● Problem to work on:
All of the material should be reproduced exactly, with pictures left out.

● Exercise materials:

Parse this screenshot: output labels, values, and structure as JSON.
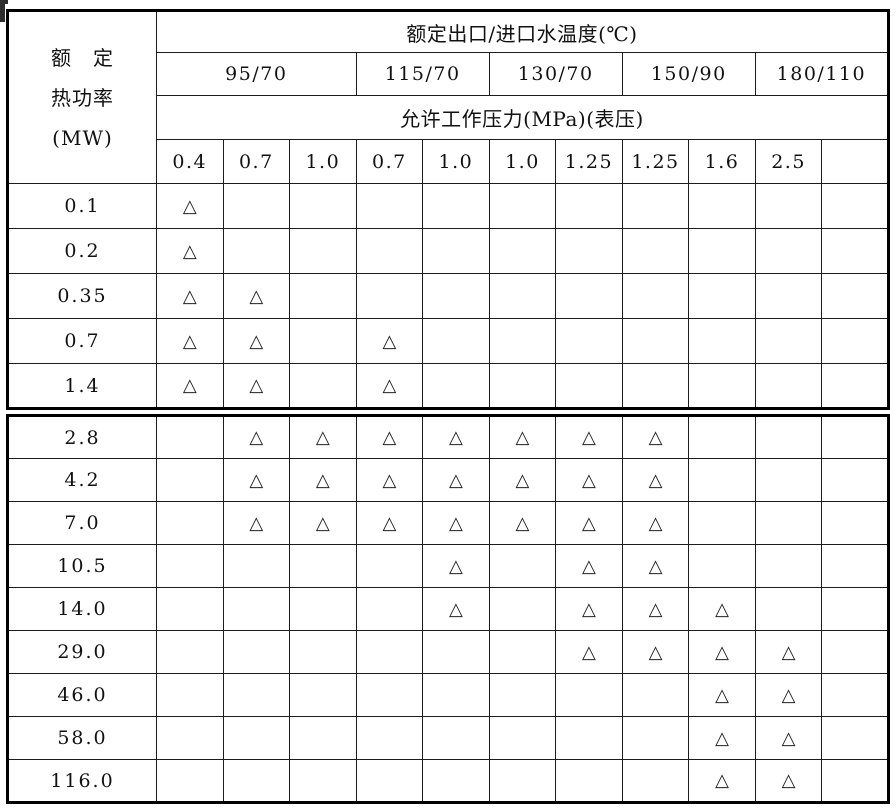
{
  "page": {
    "background": "#ffffff",
    "border_color": "#000000",
    "mark_color": "#222222"
  },
  "table": {
    "power_header_lines": [
      "额　定",
      "热功率",
      "(MW)"
    ],
    "temp_header": "额定出口/进口水温度(℃)",
    "pressure_header": "允许工作压力(MPa)(表压)",
    "temp_groups": [
      {
        "label": "95/70",
        "span": 3
      },
      {
        "label": "115/70",
        "span": 2
      },
      {
        "label": "130/70",
        "span": 2
      },
      {
        "label": "150/90",
        "span": 2
      },
      {
        "label": "180/110",
        "span": 2
      }
    ],
    "pressures": [
      "0.4",
      "0.7",
      "1.0",
      "0.7",
      "1.0",
      "1.0",
      "1.25",
      "1.25",
      "1.6",
      "2.5",
      ""
    ],
    "mark": "△",
    "sections": [
      {
        "rows": [
          {
            "power": "0.1",
            "marks": [
              1
            ]
          },
          {
            "power": "0.2",
            "marks": [
              1
            ]
          },
          {
            "power": "0.35",
            "marks": [
              1,
              2
            ]
          },
          {
            "power": "0.7",
            "marks": [
              1,
              2,
              4
            ]
          },
          {
            "power": "1.4",
            "marks": [
              1,
              2,
              4
            ]
          }
        ]
      },
      {
        "rows": [
          {
            "power": "2.8",
            "marks": [
              2,
              3,
              4,
              5,
              6,
              7,
              8
            ]
          },
          {
            "power": "4.2",
            "marks": [
              2,
              3,
              4,
              5,
              6,
              7,
              8
            ]
          },
          {
            "power": "7.0",
            "marks": [
              2,
              3,
              4,
              5,
              6,
              7,
              8
            ]
          },
          {
            "power": "10.5",
            "marks": [
              5,
              7,
              8
            ]
          },
          {
            "power": "14.0",
            "marks": [
              5,
              7,
              8,
              9
            ]
          },
          {
            "power": "29.0",
            "marks": [
              7,
              8,
              9,
              10
            ]
          },
          {
            "power": "46.0",
            "marks": [
              9,
              10
            ]
          },
          {
            "power": "58.0",
            "marks": [
              9,
              10
            ]
          },
          {
            "power": "116.0",
            "marks": [
              9,
              10
            ]
          }
        ]
      }
    ]
  }
}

● Exercise answer:
Parse this screenshot: output labels, values, and structure as JSON.
{
  "page": {
    "background": "#ffffff",
    "border_color": "#000000",
    "mark_color": "#222222"
  },
  "table": {
    "power_header_lines": [
      "额　定",
      "热功率",
      "(MW)"
    ],
    "temp_header": "额定出口/进口水温度(℃)",
    "pressure_header": "允许工作压力(MPa)(表压)",
    "temp_groups": [
      {
        "label": "95/70",
        "span": 3
      },
      {
        "label": "115/70",
        "span": 2
      },
      {
        "label": "130/70",
        "span": 2
      },
      {
        "label": "150/90",
        "span": 2
      },
      {
        "label": "180/110",
        "span": 2
      }
    ],
    "pressures": [
      "0.4",
      "0.7",
      "1.0",
      "0.7",
      "1.0",
      "1.0",
      "1.25",
      "1.25",
      "1.6",
      "2.5",
      ""
    ],
    "mark": "△",
    "sections": [
      {
        "rows": [
          {
            "power": "0.1",
            "marks": [
              1
            ]
          },
          {
            "power": "0.2",
            "marks": [
              1
            ]
          },
          {
            "power": "0.35",
            "marks": [
              1,
              2
            ]
          },
          {
            "power": "0.7",
            "marks": [
              1,
              2,
              4
            ]
          },
          {
            "power": "1.4",
            "marks": [
              1,
              2,
              4
            ]
          }
        ]
      },
      {
        "rows": [
          {
            "power": "2.8",
            "marks": [
              2,
              3,
              4,
              5,
              6,
              7,
              8
            ]
          },
          {
            "power": "4.2",
            "marks": [
              2,
              3,
              4,
              5,
              6,
              7,
              8
            ]
          },
          {
            "power": "7.0",
            "marks": [
              2,
              3,
              4,
              5,
              6,
              7,
              8
            ]
          },
          {
            "power": "10.5",
            "marks": [
              5,
              7,
              8
            ]
          },
          {
            "power": "14.0",
            "marks": [
              5,
              7,
              8,
              9
            ]
          },
          {
            "power": "29.0",
            "marks": [
              7,
              8,
              9,
              10
            ]
          },
          {
            "power": "46.0",
            "marks": [
              9,
              10
            ]
          },
          {
            "power": "58.0",
            "marks": [
              9,
              10
            ]
          },
          {
            "power": "116.0",
            "marks": [
              9,
              10
            ]
          }
        ]
      }
    ]
  }
}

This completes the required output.